• What is asked:
Only the pictures are to be left out; set down the rest of the records exactly.

* BEGIN Records supplied *

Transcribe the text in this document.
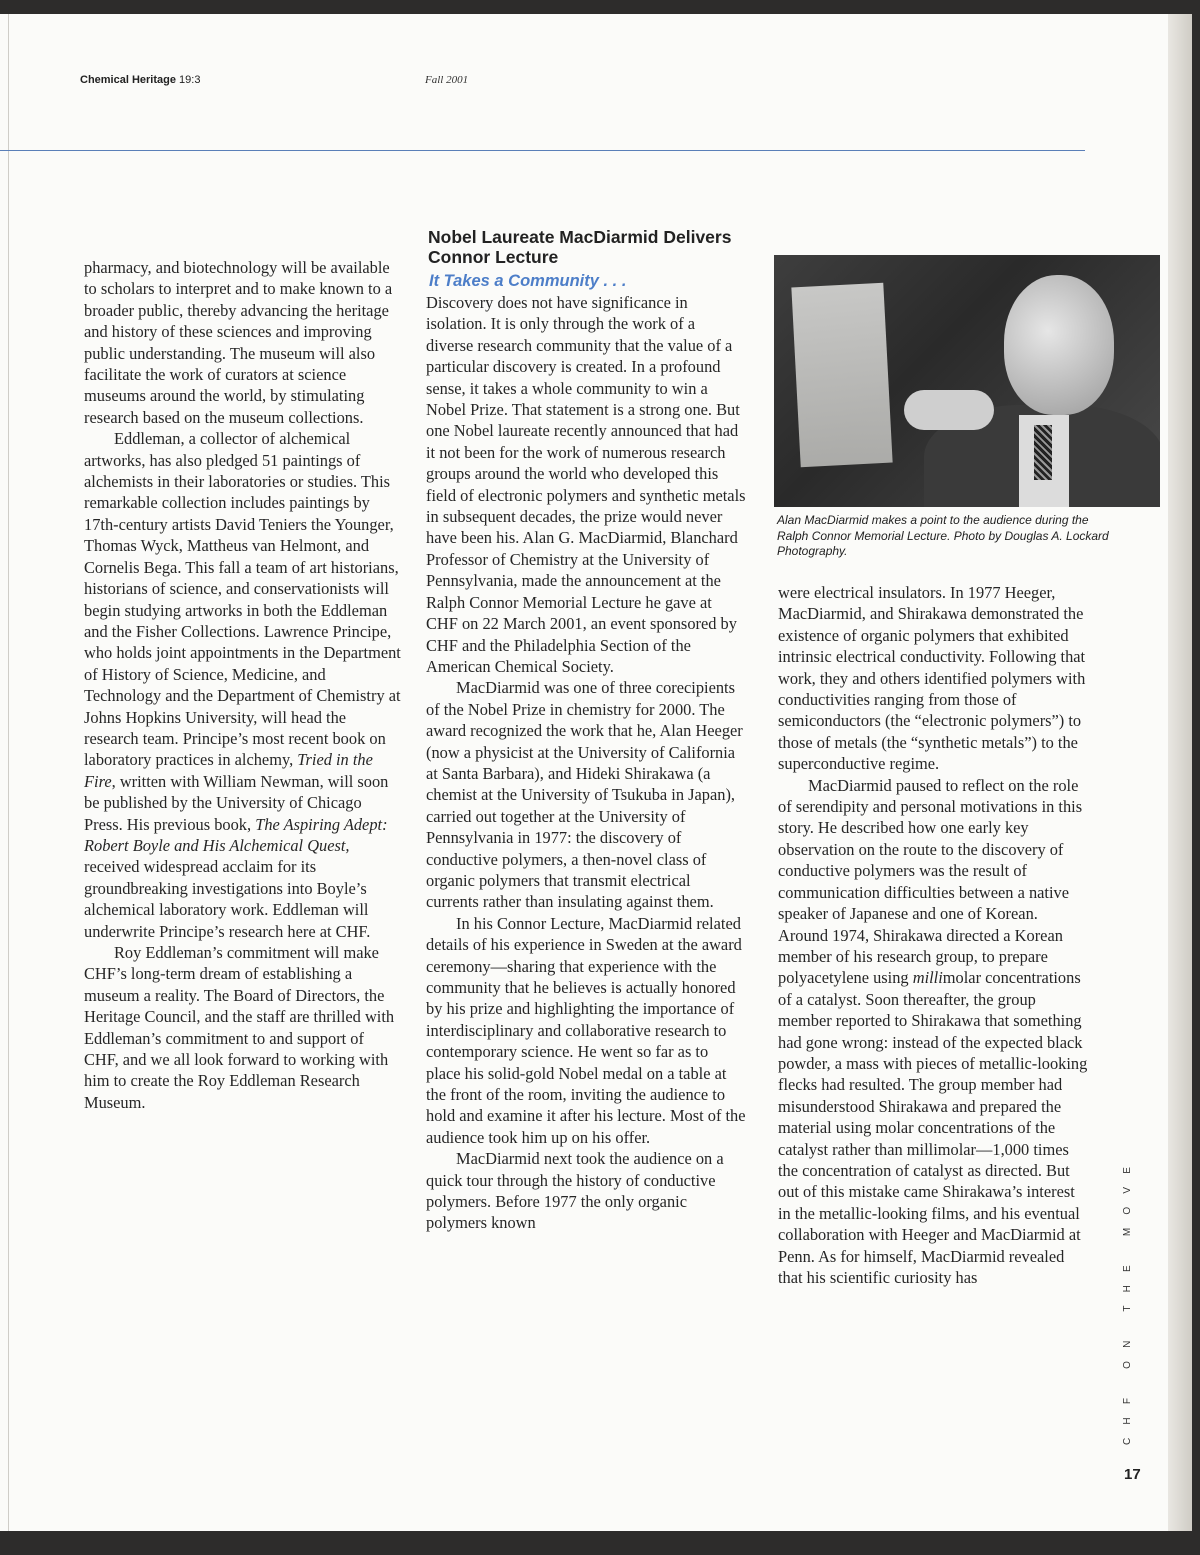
Chemical Heritage 19:3	Fall 2001

pharmacy, and biotechnology will be available to scholars to interpret and to make known to a broader public, thereby advancing the heritage and history of these sciences and improving public understanding. The museum will also facilitate the work of curators at science museums around the world, by stimulating research based on the museum collections.

Eddleman, a collector of alchemical artworks, has also pledged 51 paintings of alchemists in their laboratories or studies. This remarkable collection includes paintings by 17th-century artists David Teniers the Younger, Thomas Wyck, Mattheus van Helmont, and Cornelis Bega. This fall a team of art historians, historians of science, and conservationists will begin studying artworks in both the Eddleman and the Fisher Collections. Lawrence Principe, who holds joint appointments in the Department of History of Science, Medicine, and Technology and the Department of Chemistry at Johns Hopkins University, will head the research team. Principe’s most recent book on laboratory practices in alchemy, Tried in the Fire, written with William Newman, will soon be published by the University of Chicago Press. His previous book, The Aspiring Adept: Robert Boyle and His Alchemical Quest, received widespread acclaim for its groundbreaking investigations into Boyle’s alchemical laboratory work. Eddleman will underwrite Principe’s research here at CHF.

Roy Eddleman’s commitment will make CHF’s long-term dream of establishing a museum a reality. The Board of Directors, the Heritage Council, and the staff are thrilled with Eddleman’s commitment to and support of CHF, and we all look forward to working with him to create the Roy Eddleman Research Museum.

Nobel Laureate MacDiarmid Delivers Connor Lecture
It Takes a Community . . .

Discovery does not have significance in isolation. It is only through the work of a diverse research community that the value of a particular discovery is created. In a profound sense, it takes a whole community to win a Nobel Prize. That statement is a strong one. But one Nobel laureate recently announced that had it not been for the work of numerous research groups around the world who developed this field of electronic polymers and synthetic metals in subsequent decades, the prize would never have been his. Alan G. MacDiarmid, Blanchard Professor of Chemistry at the University of Pennsylvania, made the announcement at the Ralph Connor Memorial Lecture he gave at CHF on 22 March 2001, an event sponsored by CHF and the Philadelphia Section of the American Chemical Society.

MacDiarmid was one of three corecipients of the Nobel Prize in chemistry for 2000. The award recognized the work that he, Alan Heeger (now a physicist at the University of California at Santa Barbara), and Hideki Shirakawa (a chemist at the University of Tsukuba in Japan), carried out together at the University of Pennsylvania in 1977: the discovery of conductive polymers, a then-novel class of organic polymers that transmit electrical currents rather than insulating against them.

In his Connor Lecture, MacDiarmid related details of his experience in Sweden at the award ceremony—sharing that experience with the community that he believes is actually honored by his prize and highlighting the importance of interdisciplinary and collaborative research to contemporary science. He went so far as to place his solid-gold Nobel medal on a table at the front of the room, inviting the audience to hold and examine it after his lecture. Most of the audience took him up on his offer.

MacDiarmid next took the audience on a quick tour through the history of conductive polymers. Before 1977 the only organic polymers known

Alan MacDiarmid makes a point to the audience during the Ralph Connor Memorial Lecture. Photo by Douglas A. Lockard Photography.

were electrical insulators. In 1977 Heeger, MacDiarmid, and Shirakawa demonstrated the existence of organic polymers that exhibited intrinsic electrical conductivity. Following that work, they and others identified polymers with conductivities ranging from those of semiconductors (the “electronic polymers”) to those of metals (the “synthetic metals”) to the superconductive regime.

MacDiarmid paused to reflect on the role of serendipity and personal motivations in this story. He described how one early key observation on the route to the discovery of conductive polymers was the result of communication difficulties between a native speaker of Japanese and one of Korean. Around 1974, Shirakawa directed a Korean member of his research group, to prepare polyacetylene using millimolar concentrations of a catalyst. Soon thereafter, the group member reported to Shirakawa that something had gone wrong: instead of the expected black powder, a mass with pieces of metallic-looking flecks had resulted. The group member had misunderstood Shirakawa and prepared the material using molar concentrations of the catalyst rather than millimolar—1,000 times the concentration of catalyst as directed. But out of this mistake came Shirakawa’s interest in the metallic-looking films, and his eventual collaboration with Heeger and MacDiarmid at Penn. As for himself, MacDiarmid revealed that his scientific curiosity has	CHF ON THE MOVE
17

* END Records supplied *

• Answer to this exercise:
Transcribe the text in this document.
Chemical Heritage 19:3	Fall 2001

pharmacy, and biotechnology will be available to scholars to interpret and to make known to a broader public, thereby advancing the heritage and history of these sciences and improving public understanding. The museum will also facilitate the work of curators at science museums around the world, by stimulating research based on the museum collections.

Eddleman, a collector of alchemical artworks, has also pledged 51 paintings of alchemists in their laboratories or studies. This remarkable collection includes paintings by 17th-century artists David Teniers the Younger, Thomas Wyck, Mattheus van Helmont, and Cornelis Bega. This fall a team of art historians, historians of science, and conservationists will begin studying artworks in both the Eddleman and the Fisher Collections. Lawrence Principe, who holds joint appointments in the Department of History of Science, Medicine, and Technology and the Department of Chemistry at Johns Hopkins University, will head the research team. Principe’s most recent book on laboratory practices in alchemy, Tried in the Fire, written with William Newman, will soon be published by the University of Chicago Press. His previous book, The Aspiring Adept: Robert Boyle and His Alchemical Quest, received widespread acclaim for its groundbreaking investigations into Boyle’s alchemical laboratory work. Eddleman will underwrite Principe’s research here at CHF.

Roy Eddleman’s commitment will make CHF’s long-term dream of establishing a museum a reality. The Board of Directors, the Heritage Council, and the staff are thrilled with Eddleman’s commitment to and support of CHF, and we all look forward to working with him to create the Roy Eddleman Research Museum.

Nobel Laureate MacDiarmid Delivers Connor Lecture
It Takes a Community . . .

Discovery does not have significance in isolation. It is only through the work of a diverse research community that the value of a particular discovery is created. In a profound sense, it takes a whole community to win a Nobel Prize. That statement is a strong one. But one Nobel laureate recently announced that had it not been for the work of numerous research groups around the world who developed this field of electronic polymers and synthetic metals in subsequent decades, the prize would never have been his. Alan G. MacDiarmid, Blanchard Professor of Chemistry at the University of Pennsylvania, made the announcement at the Ralph Connor Memorial Lecture he gave at CHF on 22 March 2001, an event sponsored by CHF and the Philadelphia Section of the American Chemical Society.

MacDiarmid was one of three corecipients of the Nobel Prize in chemistry for 2000. The award recognized the work that he, Alan Heeger (now a physicist at the University of California at Santa Barbara), and Hideki Shirakawa (a chemist at the University of Tsukuba in Japan), carried out together at the University of Pennsylvania in 1977: the discovery of conductive polymers, a then-novel class of organic polymers that transmit electrical currents rather than insulating against them.

In his Connor Lecture, MacDiarmid related details of his experience in Sweden at the award ceremony—sharing that experience with the community that he believes is actually honored by his prize and highlighting the importance of interdisciplinary and collaborative research to contemporary science. He went so far as to place his solid-gold Nobel medal on a table at the front of the room, inviting the audience to hold and examine it after his lecture. Most of the audience took him up on his offer.

MacDiarmid next took the audience on a quick tour through the history of conductive polymers. Before 1977 the only organic polymers known

Alan MacDiarmid makes a point to the audience during the Ralph Connor Memorial Lecture. Photo by Douglas A. Lockard Photography.

were electrical insulators. In 1977 Heeger, MacDiarmid, and Shirakawa demonstrated the existence of organic polymers that exhibited intrinsic electrical conductivity. Following that work, they and others identified polymers with conductivities ranging from those of semiconductors (the “electronic polymers”) to those of metals (the “synthetic metals”) to the superconductive regime.

MacDiarmid paused to reflect on the role of serendipity and personal motivations in this story. He described how one early key observation on the route to the discovery of conductive polymers was the result of communication difficulties between a native speaker of Japanese and one of Korean. Around 1974, Shirakawa directed a Korean member of his research group, to prepare polyacetylene using millimolar concentrations of a catalyst. Soon thereafter, the group member reported to Shirakawa that something had gone wrong: instead of the expected black powder, a mass with pieces of metallic-looking flecks had resulted. The group member had misunderstood Shirakawa and prepared the material using molar concentrations of the catalyst rather than millimolar—1,000 times the concentration of catalyst as directed. But out of this mistake came Shirakawa’s interest in the metallic-looking films, and his eventual collaboration with Heeger and MacDiarmid at Penn. As for himself, MacDiarmid revealed that his scientific curiosity has	CHF ON THE MOVE
17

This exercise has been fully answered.